What is expected → Reproduce the listing exactly, with no pictures in your copy.

Stored items from a collection →

^^^^^^^^^^^^^^^^

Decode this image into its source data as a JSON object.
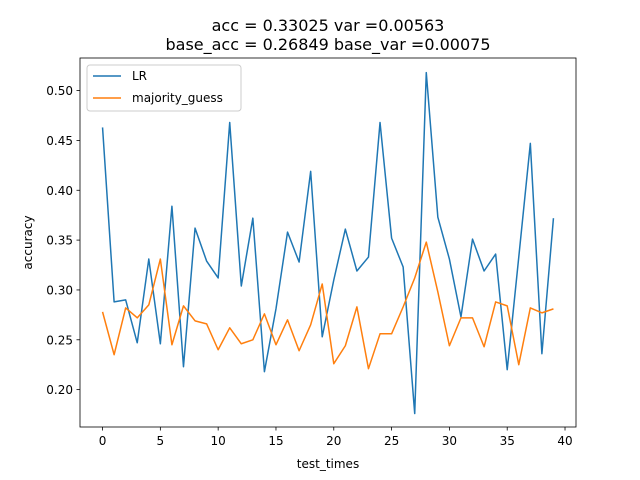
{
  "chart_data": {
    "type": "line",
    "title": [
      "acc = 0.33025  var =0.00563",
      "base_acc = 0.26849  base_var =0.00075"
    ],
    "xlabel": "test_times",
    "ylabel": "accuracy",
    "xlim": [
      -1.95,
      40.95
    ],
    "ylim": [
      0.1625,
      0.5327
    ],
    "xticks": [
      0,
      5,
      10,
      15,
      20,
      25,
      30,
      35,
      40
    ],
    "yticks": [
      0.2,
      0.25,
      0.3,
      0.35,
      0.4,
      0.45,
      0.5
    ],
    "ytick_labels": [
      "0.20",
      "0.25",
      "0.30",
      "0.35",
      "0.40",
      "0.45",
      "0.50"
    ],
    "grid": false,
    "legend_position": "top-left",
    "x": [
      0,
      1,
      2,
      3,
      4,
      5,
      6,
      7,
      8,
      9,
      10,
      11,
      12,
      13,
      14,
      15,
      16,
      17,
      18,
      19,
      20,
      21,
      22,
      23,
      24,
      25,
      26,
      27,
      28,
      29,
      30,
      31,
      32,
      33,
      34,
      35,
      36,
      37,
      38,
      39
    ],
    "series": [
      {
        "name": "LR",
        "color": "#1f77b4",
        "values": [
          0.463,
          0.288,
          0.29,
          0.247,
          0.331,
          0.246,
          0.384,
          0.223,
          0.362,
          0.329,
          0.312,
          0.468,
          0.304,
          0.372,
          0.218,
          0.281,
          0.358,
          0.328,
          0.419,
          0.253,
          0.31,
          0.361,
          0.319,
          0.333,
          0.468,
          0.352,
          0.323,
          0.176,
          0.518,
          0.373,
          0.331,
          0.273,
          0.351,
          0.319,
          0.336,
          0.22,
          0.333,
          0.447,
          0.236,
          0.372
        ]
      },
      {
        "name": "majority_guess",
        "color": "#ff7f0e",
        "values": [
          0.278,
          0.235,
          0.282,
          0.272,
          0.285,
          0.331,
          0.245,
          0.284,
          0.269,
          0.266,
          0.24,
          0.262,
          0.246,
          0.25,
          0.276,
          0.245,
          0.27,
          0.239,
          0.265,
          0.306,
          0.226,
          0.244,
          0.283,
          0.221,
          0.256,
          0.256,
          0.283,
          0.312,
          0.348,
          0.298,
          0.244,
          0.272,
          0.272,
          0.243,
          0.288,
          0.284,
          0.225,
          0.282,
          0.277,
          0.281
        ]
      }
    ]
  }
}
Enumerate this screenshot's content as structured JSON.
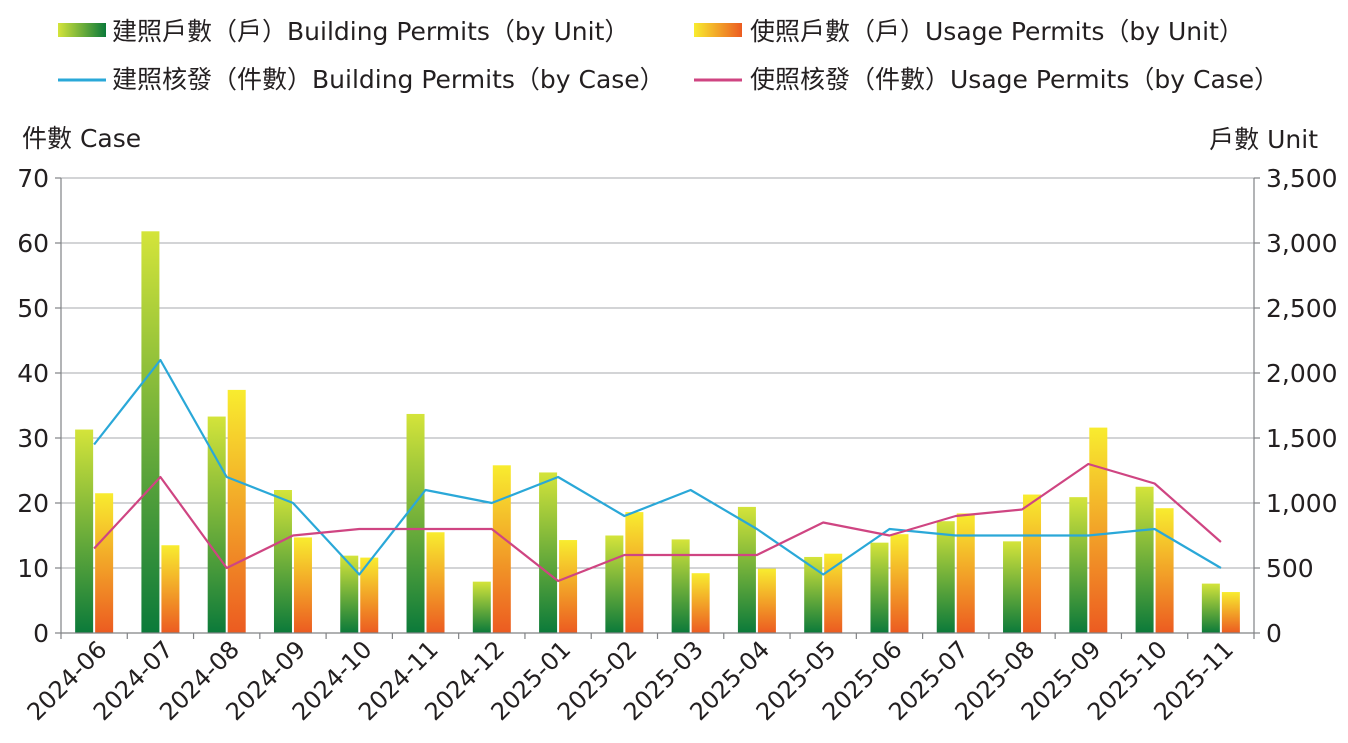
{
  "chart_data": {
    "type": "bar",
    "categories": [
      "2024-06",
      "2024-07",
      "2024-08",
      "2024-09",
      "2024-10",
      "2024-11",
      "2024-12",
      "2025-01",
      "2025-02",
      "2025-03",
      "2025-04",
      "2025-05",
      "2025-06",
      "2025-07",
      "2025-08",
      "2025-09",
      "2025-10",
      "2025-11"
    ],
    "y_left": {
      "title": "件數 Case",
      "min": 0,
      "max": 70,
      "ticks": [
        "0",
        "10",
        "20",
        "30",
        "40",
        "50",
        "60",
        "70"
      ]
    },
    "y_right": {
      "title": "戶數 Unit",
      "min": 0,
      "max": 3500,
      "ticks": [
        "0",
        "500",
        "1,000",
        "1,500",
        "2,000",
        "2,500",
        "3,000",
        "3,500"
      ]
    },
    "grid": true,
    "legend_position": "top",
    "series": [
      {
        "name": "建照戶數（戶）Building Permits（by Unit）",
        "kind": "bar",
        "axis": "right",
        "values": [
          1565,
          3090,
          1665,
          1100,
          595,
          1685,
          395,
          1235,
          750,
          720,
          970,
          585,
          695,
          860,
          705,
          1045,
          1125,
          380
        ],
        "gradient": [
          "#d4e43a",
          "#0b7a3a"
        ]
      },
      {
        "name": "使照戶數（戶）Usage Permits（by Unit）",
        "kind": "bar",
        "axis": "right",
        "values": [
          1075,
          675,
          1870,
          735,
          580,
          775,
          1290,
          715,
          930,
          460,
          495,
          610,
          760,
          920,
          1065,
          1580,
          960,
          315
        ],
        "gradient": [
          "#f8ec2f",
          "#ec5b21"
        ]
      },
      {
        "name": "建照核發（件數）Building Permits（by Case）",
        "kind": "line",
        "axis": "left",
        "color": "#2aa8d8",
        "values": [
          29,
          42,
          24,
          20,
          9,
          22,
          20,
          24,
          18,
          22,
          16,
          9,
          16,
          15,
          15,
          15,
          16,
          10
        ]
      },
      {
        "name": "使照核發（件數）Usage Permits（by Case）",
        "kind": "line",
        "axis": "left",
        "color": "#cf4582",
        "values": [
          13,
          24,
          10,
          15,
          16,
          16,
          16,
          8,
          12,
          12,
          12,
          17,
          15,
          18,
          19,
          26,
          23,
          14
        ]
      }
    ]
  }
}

^^^^^^^^^^^^^^^^

Full response →
Decode this image into its source data as a JSON object.
{
  "chart_data": {
    "type": "line",
    "title": [
      "acc = 0.33025  var =0.00563",
      "base_acc = 0.26849  base_var =0.00075"
    ],
    "xlabel": "test_times",
    "ylabel": "accuracy",
    "xlim": [
      -1.95,
      40.95
    ],
    "ylim": [
      0.1625,
      0.5327
    ],
    "xticks": [
      0,
      5,
      10,
      15,
      20,
      25,
      30,
      35,
      40
    ],
    "yticks": [
      0.2,
      0.25,
      0.3,
      0.35,
      0.4,
      0.45,
      0.5
    ],
    "ytick_labels": [
      "0.20",
      "0.25",
      "0.30",
      "0.35",
      "0.40",
      "0.45",
      "0.50"
    ],
    "grid": false,
    "legend_position": "top-left",
    "x": [
      0,
      1,
      2,
      3,
      4,
      5,
      6,
      7,
      8,
      9,
      10,
      11,
      12,
      13,
      14,
      15,
      16,
      17,
      18,
      19,
      20,
      21,
      22,
      23,
      24,
      25,
      26,
      27,
      28,
      29,
      30,
      31,
      32,
      33,
      34,
      35,
      36,
      37,
      38,
      39
    ],
    "series": [
      {
        "name": "LR",
        "color": "#1f77b4",
        "values": [
          0.463,
          0.288,
          0.29,
          0.247,
          0.331,
          0.246,
          0.384,
          0.223,
          0.362,
          0.329,
          0.312,
          0.468,
          0.304,
          0.372,
          0.218,
          0.281,
          0.358,
          0.328,
          0.419,
          0.253,
          0.31,
          0.361,
          0.319,
          0.333,
          0.468,
          0.352,
          0.323,
          0.176,
          0.518,
          0.373,
          0.331,
          0.273,
          0.351,
          0.319,
          0.336,
          0.22,
          0.333,
          0.447,
          0.236,
          0.372
        ]
      },
      {
        "name": "majority_guess",
        "color": "#ff7f0e",
        "values": [
          0.278,
          0.235,
          0.282,
          0.272,
          0.285,
          0.331,
          0.245,
          0.284,
          0.269,
          0.266,
          0.24,
          0.262,
          0.246,
          0.25,
          0.276,
          0.245,
          0.27,
          0.239,
          0.265,
          0.306,
          0.226,
          0.244,
          0.283,
          0.221,
          0.256,
          0.256,
          0.283,
          0.312,
          0.348,
          0.298,
          0.244,
          0.272,
          0.272,
          0.243,
          0.288,
          0.284,
          0.225,
          0.282,
          0.277,
          0.281
        ]
      }
    ]
  }
}
Enumerate this screenshot's content as structured JSON.
{
  "chart_data": {
    "type": "bar",
    "categories": [
      "2024-06",
      "2024-07",
      "2024-08",
      "2024-09",
      "2024-10",
      "2024-11",
      "2024-12",
      "2025-01",
      "2025-02",
      "2025-03",
      "2025-04",
      "2025-05",
      "2025-06",
      "2025-07",
      "2025-08",
      "2025-09",
      "2025-10",
      "2025-11"
    ],
    "y_left": {
      "title": "件數 Case",
      "min": 0,
      "max": 70,
      "ticks": [
        "0",
        "10",
        "20",
        "30",
        "40",
        "50",
        "60",
        "70"
      ]
    },
    "y_right": {
      "title": "戶數 Unit",
      "min": 0,
      "max": 3500,
      "ticks": [
        "0",
        "500",
        "1,000",
        "1,500",
        "2,000",
        "2,500",
        "3,000",
        "3,500"
      ]
    },
    "grid": true,
    "legend_position": "top",
    "series": [
      {
        "name": "建照戶數（戶）Building Permits（by Unit）",
        "kind": "bar",
        "axis": "right",
        "values": [
          1565,
          3090,
          1665,
          1100,
          595,
          1685,
          395,
          1235,
          750,
          720,
          970,
          585,
          695,
          860,
          705,
          1045,
          1125,
          380
        ],
        "gradient": [
          "#d4e43a",
          "#0b7a3a"
        ]
      },
      {
        "name": "使照戶數（戶）Usage Permits（by Unit）",
        "kind": "bar",
        "axis": "right",
        "values": [
          1075,
          675,
          1870,
          735,
          580,
          775,
          1290,
          715,
          930,
          460,
          495,
          610,
          760,
          920,
          1065,
          1580,
          960,
          315
        ],
        "gradient": [
          "#f8ec2f",
          "#ec5b21"
        ]
      },
      {
        "name": "建照核發（件數）Building Permits（by Case）",
        "kind": "line",
        "axis": "left",
        "color": "#2aa8d8",
        "values": [
          29,
          42,
          24,
          20,
          9,
          22,
          20,
          24,
          18,
          22,
          16,
          9,
          16,
          15,
          15,
          15,
          16,
          10
        ]
      },
      {
        "name": "使照核發（件數）Usage Permits（by Case）",
        "kind": "line",
        "axis": "left",
        "color": "#cf4582",
        "values": [
          13,
          24,
          10,
          15,
          16,
          16,
          16,
          8,
          12,
          12,
          12,
          17,
          15,
          18,
          19,
          26,
          23,
          14
        ]
      }
    ]
  }
}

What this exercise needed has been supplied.